##### Data provided #####
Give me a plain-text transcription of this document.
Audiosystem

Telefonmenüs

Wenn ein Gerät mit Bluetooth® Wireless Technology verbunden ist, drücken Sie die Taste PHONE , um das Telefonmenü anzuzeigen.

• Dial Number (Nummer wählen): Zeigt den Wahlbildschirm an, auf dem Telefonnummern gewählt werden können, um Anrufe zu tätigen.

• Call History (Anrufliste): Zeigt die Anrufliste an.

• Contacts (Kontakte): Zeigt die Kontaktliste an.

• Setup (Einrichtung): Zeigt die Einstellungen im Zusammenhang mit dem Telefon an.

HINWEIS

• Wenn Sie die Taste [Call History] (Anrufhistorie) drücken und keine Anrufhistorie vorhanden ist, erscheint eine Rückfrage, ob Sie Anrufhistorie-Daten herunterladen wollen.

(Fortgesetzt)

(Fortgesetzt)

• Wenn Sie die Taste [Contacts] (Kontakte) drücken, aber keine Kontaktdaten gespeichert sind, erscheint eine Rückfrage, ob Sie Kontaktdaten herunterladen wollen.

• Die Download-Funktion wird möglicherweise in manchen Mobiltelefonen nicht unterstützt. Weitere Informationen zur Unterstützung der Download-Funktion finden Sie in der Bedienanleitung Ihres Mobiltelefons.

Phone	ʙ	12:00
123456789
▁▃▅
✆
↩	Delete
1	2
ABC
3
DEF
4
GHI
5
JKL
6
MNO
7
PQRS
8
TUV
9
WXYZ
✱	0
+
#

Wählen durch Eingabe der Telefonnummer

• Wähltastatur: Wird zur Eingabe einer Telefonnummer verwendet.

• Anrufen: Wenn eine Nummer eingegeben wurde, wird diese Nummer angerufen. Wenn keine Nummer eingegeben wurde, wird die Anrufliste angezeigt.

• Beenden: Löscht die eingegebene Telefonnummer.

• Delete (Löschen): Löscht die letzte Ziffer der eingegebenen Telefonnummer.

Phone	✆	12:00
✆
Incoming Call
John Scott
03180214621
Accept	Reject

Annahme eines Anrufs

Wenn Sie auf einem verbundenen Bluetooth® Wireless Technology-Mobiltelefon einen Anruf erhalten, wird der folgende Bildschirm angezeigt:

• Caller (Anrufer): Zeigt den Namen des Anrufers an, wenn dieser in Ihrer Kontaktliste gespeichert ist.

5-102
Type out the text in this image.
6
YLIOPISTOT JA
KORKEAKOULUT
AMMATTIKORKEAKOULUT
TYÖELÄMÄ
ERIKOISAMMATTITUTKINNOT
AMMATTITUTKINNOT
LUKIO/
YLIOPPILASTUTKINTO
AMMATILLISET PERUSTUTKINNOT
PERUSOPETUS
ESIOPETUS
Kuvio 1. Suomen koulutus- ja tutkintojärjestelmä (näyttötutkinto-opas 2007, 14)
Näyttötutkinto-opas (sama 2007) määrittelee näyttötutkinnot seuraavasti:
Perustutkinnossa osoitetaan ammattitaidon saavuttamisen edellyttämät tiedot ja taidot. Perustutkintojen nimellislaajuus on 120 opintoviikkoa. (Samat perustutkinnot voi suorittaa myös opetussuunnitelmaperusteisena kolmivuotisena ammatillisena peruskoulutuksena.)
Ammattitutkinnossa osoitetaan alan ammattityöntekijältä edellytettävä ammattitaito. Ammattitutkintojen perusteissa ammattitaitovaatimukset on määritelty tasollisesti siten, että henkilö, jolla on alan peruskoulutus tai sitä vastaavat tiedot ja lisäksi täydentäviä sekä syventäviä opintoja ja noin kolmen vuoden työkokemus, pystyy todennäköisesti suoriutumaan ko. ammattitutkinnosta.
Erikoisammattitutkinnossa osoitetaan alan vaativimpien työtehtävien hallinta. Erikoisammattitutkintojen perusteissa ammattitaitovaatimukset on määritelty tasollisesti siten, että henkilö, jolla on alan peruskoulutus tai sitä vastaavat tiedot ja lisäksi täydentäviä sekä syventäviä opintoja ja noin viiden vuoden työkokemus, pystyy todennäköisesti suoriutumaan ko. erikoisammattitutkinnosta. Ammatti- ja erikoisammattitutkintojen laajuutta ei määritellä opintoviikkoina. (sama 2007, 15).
#####
Given task ▸ Go through the lines above. Select every one that has the string "this".

Exercise answer ▸
Give me a plain-text transcription of this document.
Type out the text in this image.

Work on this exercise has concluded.